◆ Supplied passage ◆
Today in education there are many individuals that need laws that are implemented under the IDEA (Individuals with Disabilities Education Act), which is enforced by Public Law 94-142. This act implements certain plans that individuals with disabilities can use to help them with their special needs within a classroom. The Individualized Family Service Plan (IFSP), the Individualized Education Plan (IEP) and the 504 plan all have many some things in common. However there are also many differences that these three plans have. The IFSP enforced by Public Law 99-457, is a plan that is targeted for children ages zero to two.
The IFSP is created around the family’s specific concerns of their child and his or her disability. The IFSP is supposed to facilitate the development of the child and help the family to be able to develop the child too. Through the IFSP, the family and service providers work together to plan, implement and evaluate services that help the family with its concerns for their child. The services provided by the IFSP must be provided in the child’s natural environment such as their home. The IFSP should be developed within forty-five days of the referral.

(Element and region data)
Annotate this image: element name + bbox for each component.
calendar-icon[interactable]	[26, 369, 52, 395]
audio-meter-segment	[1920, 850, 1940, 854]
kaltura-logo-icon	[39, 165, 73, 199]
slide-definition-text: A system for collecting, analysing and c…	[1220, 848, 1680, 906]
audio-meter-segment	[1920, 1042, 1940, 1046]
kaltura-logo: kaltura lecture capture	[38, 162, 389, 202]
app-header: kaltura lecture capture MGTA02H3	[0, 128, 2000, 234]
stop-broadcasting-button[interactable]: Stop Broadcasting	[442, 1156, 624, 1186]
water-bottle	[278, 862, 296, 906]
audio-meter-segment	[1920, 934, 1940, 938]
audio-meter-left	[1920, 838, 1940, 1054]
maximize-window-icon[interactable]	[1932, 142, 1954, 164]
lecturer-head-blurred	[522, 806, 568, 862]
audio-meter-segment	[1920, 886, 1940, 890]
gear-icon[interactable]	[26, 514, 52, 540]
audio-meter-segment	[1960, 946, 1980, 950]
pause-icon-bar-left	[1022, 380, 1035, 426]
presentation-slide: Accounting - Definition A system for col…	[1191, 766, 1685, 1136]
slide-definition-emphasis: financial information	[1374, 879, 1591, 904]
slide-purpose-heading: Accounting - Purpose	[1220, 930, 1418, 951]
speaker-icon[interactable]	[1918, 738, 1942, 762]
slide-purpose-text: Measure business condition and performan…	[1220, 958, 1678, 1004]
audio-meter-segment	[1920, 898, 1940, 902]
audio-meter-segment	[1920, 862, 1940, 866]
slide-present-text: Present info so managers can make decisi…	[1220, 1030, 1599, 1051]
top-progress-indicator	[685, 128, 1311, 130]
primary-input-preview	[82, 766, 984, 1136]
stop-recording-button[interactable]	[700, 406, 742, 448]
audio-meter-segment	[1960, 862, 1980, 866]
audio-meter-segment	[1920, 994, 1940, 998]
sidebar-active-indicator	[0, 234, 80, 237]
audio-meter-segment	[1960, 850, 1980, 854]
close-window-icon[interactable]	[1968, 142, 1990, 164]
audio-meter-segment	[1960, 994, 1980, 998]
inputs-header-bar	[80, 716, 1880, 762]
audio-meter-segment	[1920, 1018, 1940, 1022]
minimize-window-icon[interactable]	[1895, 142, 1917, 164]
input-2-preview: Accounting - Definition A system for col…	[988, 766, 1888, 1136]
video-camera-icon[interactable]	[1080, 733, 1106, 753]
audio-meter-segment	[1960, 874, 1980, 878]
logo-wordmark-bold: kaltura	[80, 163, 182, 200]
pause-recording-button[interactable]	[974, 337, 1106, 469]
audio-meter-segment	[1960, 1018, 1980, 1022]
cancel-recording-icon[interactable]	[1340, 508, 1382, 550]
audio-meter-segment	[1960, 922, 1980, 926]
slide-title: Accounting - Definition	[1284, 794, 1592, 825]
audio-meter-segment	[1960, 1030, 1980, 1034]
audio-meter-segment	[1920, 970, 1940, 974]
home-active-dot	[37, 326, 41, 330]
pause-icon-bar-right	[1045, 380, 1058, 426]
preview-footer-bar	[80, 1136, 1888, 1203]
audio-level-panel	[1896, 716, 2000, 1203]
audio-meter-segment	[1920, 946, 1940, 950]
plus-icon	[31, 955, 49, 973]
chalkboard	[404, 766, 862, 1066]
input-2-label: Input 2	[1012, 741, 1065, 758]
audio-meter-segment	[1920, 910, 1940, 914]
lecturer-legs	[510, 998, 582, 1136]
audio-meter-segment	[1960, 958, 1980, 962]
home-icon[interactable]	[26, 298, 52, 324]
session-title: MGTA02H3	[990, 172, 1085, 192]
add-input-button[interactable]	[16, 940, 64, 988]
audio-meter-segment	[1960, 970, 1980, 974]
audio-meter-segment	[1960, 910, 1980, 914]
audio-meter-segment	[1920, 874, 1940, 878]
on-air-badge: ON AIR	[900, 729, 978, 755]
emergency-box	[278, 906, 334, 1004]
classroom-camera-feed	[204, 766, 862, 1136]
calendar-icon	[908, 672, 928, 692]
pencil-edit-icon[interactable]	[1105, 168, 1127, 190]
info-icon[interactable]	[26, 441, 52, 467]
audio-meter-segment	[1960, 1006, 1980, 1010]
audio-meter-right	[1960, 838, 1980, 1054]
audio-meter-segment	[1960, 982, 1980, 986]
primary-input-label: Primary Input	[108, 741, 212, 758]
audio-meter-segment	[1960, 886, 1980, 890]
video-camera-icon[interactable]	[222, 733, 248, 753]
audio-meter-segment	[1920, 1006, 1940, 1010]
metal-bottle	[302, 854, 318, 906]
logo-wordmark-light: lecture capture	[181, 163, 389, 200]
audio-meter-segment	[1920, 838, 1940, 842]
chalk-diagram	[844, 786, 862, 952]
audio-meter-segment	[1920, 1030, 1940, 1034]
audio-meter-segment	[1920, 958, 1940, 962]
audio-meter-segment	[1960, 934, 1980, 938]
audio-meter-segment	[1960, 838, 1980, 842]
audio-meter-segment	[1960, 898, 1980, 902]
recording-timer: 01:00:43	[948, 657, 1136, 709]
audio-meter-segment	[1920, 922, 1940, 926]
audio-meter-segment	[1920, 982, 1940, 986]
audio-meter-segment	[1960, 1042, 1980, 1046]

◆ What you need to do ◆
**1.** Rename "audio-meter-segment" to "level-meter-segment" in the records from their start through the line with "406, 742, 448]", and give those lines again with nothing else changed.
**2.** Write the next part of the text on the IFSP, IEP and 504 plans, picking up after its last sentence.

◆ Responses for each task ◆
**1.**
Annotate this image: element name + bbox for each component.
calendar-icon[interactable]	[26, 369, 52, 395]
level-meter-segment	[1920, 850, 1940, 854]
kaltura-logo-icon	[39, 165, 73, 199]
slide-definition-text: A system for collecting, analysing and c…	[1220, 848, 1680, 906]
level-meter-segment	[1920, 1042, 1940, 1046]
kaltura-logo: kaltura lecture capture	[38, 162, 389, 202]
app-header: kaltura lecture capture MGTA02H3	[0, 128, 2000, 234]
stop-broadcasting-button[interactable]: Stop Broadcasting	[442, 1156, 624, 1186]
water-bottle	[278, 862, 296, 906]
level-meter-segment	[1920, 934, 1940, 938]
audio-meter-left	[1920, 838, 1940, 1054]
maximize-window-icon[interactable]	[1932, 142, 1954, 164]
lecturer-head-blurred	[522, 806, 568, 862]
level-meter-segment	[1920, 886, 1940, 890]
gear-icon[interactable]	[26, 514, 52, 540]
level-meter-segment	[1960, 946, 1980, 950]
pause-icon-bar-left	[1022, 380, 1035, 426]
presentation-slide: Accounting - Definition A system for col…	[1191, 766, 1685, 1136]
slide-definition-emphasis: financial information	[1374, 879, 1591, 904]
slide-purpose-heading: Accounting - Purpose	[1220, 930, 1418, 951]
speaker-icon[interactable]	[1918, 738, 1942, 762]
slide-purpose-text: Measure business condition and performan…	[1220, 958, 1678, 1004]
level-meter-segment	[1920, 898, 1940, 902]
level-meter-segment	[1920, 862, 1940, 866]
slide-present-text: Present info so managers can make decisi…	[1220, 1030, 1599, 1051]
top-progress-indicator	[685, 128, 1311, 130]
primary-input-preview	[82, 766, 984, 1136]
stop-recording-button[interactable]	[700, 406, 742, 448]

**2.**
Once the IFSP has been implemented it must be reviewed at least every six months to help ensure that the child is on track with the current plan. The IFSP is enforced through part C of the IDEA. According to this part of the IDEA, the IFSP shall be in writing and contain statements of the family’s resources, the child’s current level of development, the major goals being attempted to achieve, the environment where the services will be provided and the projected date that the services will begin to be implemented. The area that the IFSP has in common with the 504 plan is that they both address physical and mental limitations.
Also the IFSP and 504 plans prohibit discrimination in educational and employment environments that receive federal funding. The 504 plan enforced by Public Law No. 93-112, is eligible to people of all ages that have a mental or physical limitation. They help give access to anything related to helping better education. For example if a person is deaf the 504 plan will help provide hearing devices. Another example would be when a person is in a wheelchair the plan would help to ensure there are ramps so that the person can access the classroom. Unlike the IEP and the IFSP, the 504 does not require parental permission to enact.
Also unlike the other plans there are no requirements for who attends a meeting that plans out the 504. For things such as the IFSP and IEP, they require that multiple people are in attendance of the meetings that coordinate the plans. Also there is no specific timeline for when a 504 plan is completed, making things a lot more flexible for the student. What the 504 plan has in common with the IEP plan is that both offer free and appropriate education (FAPE). Free and appropriate education means that the person under the plan will be able to receive the education that they require for their certain disabilities (Duncan, 2011).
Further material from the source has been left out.